▸ GIVEN INFORMATION
┌────────
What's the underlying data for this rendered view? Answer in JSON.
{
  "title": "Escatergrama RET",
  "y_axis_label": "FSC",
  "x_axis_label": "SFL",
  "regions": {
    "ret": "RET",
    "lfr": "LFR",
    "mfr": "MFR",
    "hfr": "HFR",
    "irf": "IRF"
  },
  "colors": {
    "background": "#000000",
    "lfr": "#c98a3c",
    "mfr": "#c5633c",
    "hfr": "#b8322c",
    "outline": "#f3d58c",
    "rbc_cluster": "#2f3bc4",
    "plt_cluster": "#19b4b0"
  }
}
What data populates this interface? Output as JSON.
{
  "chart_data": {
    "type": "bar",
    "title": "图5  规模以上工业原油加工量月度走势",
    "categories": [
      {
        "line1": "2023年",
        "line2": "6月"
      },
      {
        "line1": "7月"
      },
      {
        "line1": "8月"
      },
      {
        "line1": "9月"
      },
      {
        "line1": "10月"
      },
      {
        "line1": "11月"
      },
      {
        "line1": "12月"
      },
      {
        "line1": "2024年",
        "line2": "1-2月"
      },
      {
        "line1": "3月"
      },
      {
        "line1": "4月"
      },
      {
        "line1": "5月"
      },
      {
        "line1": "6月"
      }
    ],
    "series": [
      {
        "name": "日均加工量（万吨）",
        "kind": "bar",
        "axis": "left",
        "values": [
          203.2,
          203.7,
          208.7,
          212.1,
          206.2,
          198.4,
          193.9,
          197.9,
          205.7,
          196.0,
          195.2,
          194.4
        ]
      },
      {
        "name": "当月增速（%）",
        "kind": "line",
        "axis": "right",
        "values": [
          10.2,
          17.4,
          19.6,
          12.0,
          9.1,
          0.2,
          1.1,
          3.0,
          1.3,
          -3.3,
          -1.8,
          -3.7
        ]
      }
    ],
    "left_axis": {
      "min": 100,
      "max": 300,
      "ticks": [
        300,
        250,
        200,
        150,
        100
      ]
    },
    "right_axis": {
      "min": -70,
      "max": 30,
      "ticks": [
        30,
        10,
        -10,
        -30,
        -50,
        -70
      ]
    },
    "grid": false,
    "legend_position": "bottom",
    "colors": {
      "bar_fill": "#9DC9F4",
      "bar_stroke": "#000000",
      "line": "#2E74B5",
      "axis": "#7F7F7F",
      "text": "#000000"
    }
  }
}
└────────
▸ THE PROBLEM
Output the complete data exactly as written.

▸ EXPECTED OUTPUT
What's the underlying data for this rendered view? Answer in JSON.
{
  "title": "Escatergrama RET",
  "y_axis_label": "FSC",
  "x_axis_label": "SFL",
  "regions": {
    "ret": "RET",
    "lfr": "LFR",
    "mfr": "MFR",
    "hfr": "HFR",
    "irf": "IRF"
  },
  "colors": {
    "background": "#000000",
    "lfr": "#c98a3c",
    "mfr": "#c5633c",
    "hfr": "#b8322c",
    "outline": "#f3d58c",
    "rbc_cluster": "#2f3bc4",
    "plt_cluster": "#19b4b0"
  }
}
What data populates this interface? Output as JSON.
{
  "chart_data": {
    "type": "bar",
    "title": "图5  规模以上工业原油加工量月度走势",
    "categories": [
      {
        "line1": "2023年",
        "line2": "6月"
      },
      {
        "line1": "7月"
      },
      {
        "line1": "8月"
      },
      {
        "line1": "9月"
      },
      {
        "line1": "10月"
      },
      {
        "line1": "11月"
      },
      {
        "line1": "12月"
      },
      {
        "line1": "2024年",
        "line2": "1-2月"
      },
      {
        "line1": "3月"
      },
      {
        "line1": "4月"
      },
      {
        "line1": "5月"
      },
      {
        "line1": "6月"
      }
    ],
    "series": [
      {
        "name": "日均加工量（万吨）",
        "kind": "bar",
        "axis": "left",
        "values": [
          203.2,
          203.7,
          208.7,
          212.1,
          206.2,
          198.4,
          193.9,
          197.9,
          205.7,
          196.0,
          195.2,
          194.4
        ]
      },
      {
        "name": "当月增速（%）",
        "kind": "line",
        "axis": "right",
        "values": [
          10.2,
          17.4,
          19.6,
          12.0,
          9.1,
          0.2,
          1.1,
          3.0,
          1.3,
          -3.3,
          -1.8,
          -3.7
        ]
      }
    ],
    "left_axis": {
      "min": 100,
      "max": 300,
      "ticks": [
        300,
        250,
        200,
        150,
        100
      ]
    },
    "right_axis": {
      "min": -70,
      "max": 30,
      "ticks": [
        30,
        10,
        -10,
        -30,
        -50,
        -70
      ]
    },
    "grid": false,
    "legend_position": "bottom",
    "colors": {
      "bar_fill": "#9DC9F4",
      "bar_stroke": "#000000",
      "line": "#2E74B5",
      "axis": "#7F7F7F",
      "text": "#000000"
    }
  }
}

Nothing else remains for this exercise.